> _YOUR TASK_
Read the records and gather each line that includes "Small".

Figure collection entries:
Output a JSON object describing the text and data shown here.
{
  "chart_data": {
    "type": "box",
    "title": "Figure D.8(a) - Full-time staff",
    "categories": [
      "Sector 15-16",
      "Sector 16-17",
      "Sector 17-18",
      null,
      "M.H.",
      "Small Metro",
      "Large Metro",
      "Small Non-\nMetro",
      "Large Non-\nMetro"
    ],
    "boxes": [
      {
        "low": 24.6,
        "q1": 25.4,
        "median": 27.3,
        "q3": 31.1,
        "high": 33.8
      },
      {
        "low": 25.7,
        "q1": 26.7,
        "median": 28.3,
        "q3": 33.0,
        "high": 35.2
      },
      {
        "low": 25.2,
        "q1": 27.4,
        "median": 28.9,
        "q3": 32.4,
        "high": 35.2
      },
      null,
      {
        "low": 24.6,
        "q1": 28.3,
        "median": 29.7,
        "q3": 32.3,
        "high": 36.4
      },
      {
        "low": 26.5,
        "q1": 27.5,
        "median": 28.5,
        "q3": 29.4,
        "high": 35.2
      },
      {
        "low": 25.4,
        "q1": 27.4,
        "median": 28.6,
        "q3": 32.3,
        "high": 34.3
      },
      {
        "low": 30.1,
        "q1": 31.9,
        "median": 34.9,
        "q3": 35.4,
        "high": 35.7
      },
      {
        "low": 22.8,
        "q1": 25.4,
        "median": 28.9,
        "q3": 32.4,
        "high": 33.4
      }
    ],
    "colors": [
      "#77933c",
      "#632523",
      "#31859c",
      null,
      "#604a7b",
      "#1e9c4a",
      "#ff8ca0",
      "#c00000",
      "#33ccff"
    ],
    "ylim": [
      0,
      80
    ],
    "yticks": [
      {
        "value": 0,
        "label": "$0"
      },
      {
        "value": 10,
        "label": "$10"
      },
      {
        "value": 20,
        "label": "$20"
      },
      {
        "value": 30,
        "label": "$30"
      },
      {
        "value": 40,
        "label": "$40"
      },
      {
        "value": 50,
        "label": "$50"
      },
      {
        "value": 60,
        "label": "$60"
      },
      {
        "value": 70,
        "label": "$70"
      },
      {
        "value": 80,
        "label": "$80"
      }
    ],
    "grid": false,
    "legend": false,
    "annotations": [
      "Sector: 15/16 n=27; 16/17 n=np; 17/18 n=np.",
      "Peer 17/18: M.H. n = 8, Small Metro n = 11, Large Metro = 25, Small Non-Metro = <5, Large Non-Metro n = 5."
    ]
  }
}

> _RESPONSE FOR THIS EXERCISE_
      "Small Metro",
      "Small Non-\nMetro",
      "Peer 17/18: M.H. n = 8, Small Metro n = 11, Large Metro = 25, Small Non-Metro = <5, Large Non-Metro n = 5."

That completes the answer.